Document extract:

I clicked my green call button (which in those days also worked as a way to “select” a link) and the website declared the absolutely devastating news. “Barack Obama wins Ohio.” which for anyone following the election meant Barack HUSSEIN Obama would be our 44th president. I believe I yelled an audible “NOOOOO!” (Like a Darth Vader ‘NO!’) and fell to my knees. We had elected a socialist. A secret Muslim. How could America pick him over a war hero?

I drove to school that day with an Obama sign I’d found in the middle of the road. I used my best arts and crafts skills to alter it to say “NObama.” In fact, just so you understand just how deep I was in, these are the pictures I uploaded to my Facebook page in an album kindly titled “Because he pisses me off.”

I was passionately against Barack Obama. I condemned his socialist values even though I couldn’t articulately tell you what a socialist was or why that would be so bad. Only that that Halloween image above seemed to capture the sentiment.

I remember being defeated looking in and watching President Elect Obama give his victory speech that night in Chicago and actually…feeling a bit of hope. I wasn’t naive enough to deny the significance of having our first black president. I remember thinking, perhaps this won’t be so unbearable. Then the housing market crashed. We entered into the greatest recession that took a toll on my family, and when 2012 came around I genuinely believed Mitt Romney was the man for the job. He seemed better equipped to handle our economy crisis and Obama seemed to only be forwarding civil and social issues. “We’ve got too much trouble to worry about THOSE things.” (Notice the privilege I spoke with?) I would get into constant conversations with my roommates about my conservative values. I’d say “how can you believe that and stand with the Bible. ” Or yeah but “Christ.” I defended what I was raised to defend.

Brief A:
Pull out the records line for line, beginning with their first line and stopping after the line that contains "series-line-sprd-ob-error xyxy=(111,213,713,243)", with both of those lines included.
The text and the records come from separate, unrelated sources.

Extracted information:
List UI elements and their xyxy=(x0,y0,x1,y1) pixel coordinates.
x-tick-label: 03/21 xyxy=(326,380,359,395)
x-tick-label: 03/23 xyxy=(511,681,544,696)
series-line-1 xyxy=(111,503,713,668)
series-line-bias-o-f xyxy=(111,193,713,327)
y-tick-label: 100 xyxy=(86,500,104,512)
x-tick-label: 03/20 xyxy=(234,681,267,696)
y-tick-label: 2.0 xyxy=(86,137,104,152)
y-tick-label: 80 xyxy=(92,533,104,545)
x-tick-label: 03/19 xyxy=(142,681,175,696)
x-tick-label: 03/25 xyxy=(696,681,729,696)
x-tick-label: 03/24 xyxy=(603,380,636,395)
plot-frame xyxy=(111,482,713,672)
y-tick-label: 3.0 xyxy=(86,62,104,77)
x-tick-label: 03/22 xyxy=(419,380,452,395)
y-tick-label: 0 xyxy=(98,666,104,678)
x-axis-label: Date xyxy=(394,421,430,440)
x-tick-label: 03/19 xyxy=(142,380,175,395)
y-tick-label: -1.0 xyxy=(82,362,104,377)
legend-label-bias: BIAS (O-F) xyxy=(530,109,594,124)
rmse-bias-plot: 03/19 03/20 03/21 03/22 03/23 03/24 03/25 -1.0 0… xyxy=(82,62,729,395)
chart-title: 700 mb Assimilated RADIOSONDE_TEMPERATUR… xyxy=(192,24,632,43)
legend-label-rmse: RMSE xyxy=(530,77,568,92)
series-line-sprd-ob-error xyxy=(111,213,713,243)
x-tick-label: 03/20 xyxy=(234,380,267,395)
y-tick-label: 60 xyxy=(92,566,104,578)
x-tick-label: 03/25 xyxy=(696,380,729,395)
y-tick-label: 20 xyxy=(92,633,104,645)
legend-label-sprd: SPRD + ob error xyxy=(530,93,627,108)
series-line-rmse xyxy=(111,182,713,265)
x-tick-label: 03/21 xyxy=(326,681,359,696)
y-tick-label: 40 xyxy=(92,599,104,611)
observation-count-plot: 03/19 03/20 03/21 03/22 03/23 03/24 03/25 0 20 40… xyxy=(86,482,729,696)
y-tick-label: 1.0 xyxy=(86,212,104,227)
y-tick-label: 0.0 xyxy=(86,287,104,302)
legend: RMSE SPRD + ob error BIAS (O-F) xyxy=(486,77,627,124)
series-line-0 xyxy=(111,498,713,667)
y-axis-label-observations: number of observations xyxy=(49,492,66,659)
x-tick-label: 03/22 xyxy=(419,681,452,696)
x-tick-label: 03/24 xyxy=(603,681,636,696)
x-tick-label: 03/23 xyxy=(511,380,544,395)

Brief B:
In the essay about the 2008 election, what did the writer change the Obama sign found in the road to say?

Response A:
List UI elements and their xyxy=(x0,y0,x1,y1) pixel coordinates.
x-tick-label: 03/21 xyxy=(326,380,359,395)
x-tick-label: 03/23 xyxy=(511,681,544,696)
series-line-1 xyxy=(111,503,713,668)
series-line-bias-o-f xyxy=(111,193,713,327)
y-tick-label: 100 xyxy=(86,500,104,512)
x-tick-label: 03/20 xyxy=(234,681,267,696)
y-tick-label: 2.0 xyxy=(86,137,104,152)
y-tick-label: 80 xyxy=(92,533,104,545)
x-tick-label: 03/19 xyxy=(142,681,175,696)
x-tick-label: 03/25 xyxy=(696,681,729,696)
x-tick-label: 03/24 xyxy=(603,380,636,395)
plot-frame xyxy=(111,482,713,672)
y-tick-label: 3.0 xyxy=(86,62,104,77)
x-tick-label: 03/22 xyxy=(419,380,452,395)
y-tick-label: 0 xyxy=(98,666,104,678)
x-axis-label: Date xyxy=(394,421,430,440)
x-tick-label: 03/19 xyxy=(142,380,175,395)
y-tick-label: -1.0 xyxy=(82,362,104,377)
legend-label-bias: BIAS (O-F) xyxy=(530,109,594,124)
rmse-bias-plot: 03/19 03/20 03/21 03/22 03/23 03/24 03/25 -1.0 0… xyxy=(82,62,729,395)
chart-title: 700 mb Assimilated RADIOSONDE_TEMPERATUR… xyxy=(192,24,632,43)
legend-label-rmse: RMSE xyxy=(530,77,568,92)
series-line-sprd-ob-error xyxy=(111,213,713,243)

Response B:
"NObama."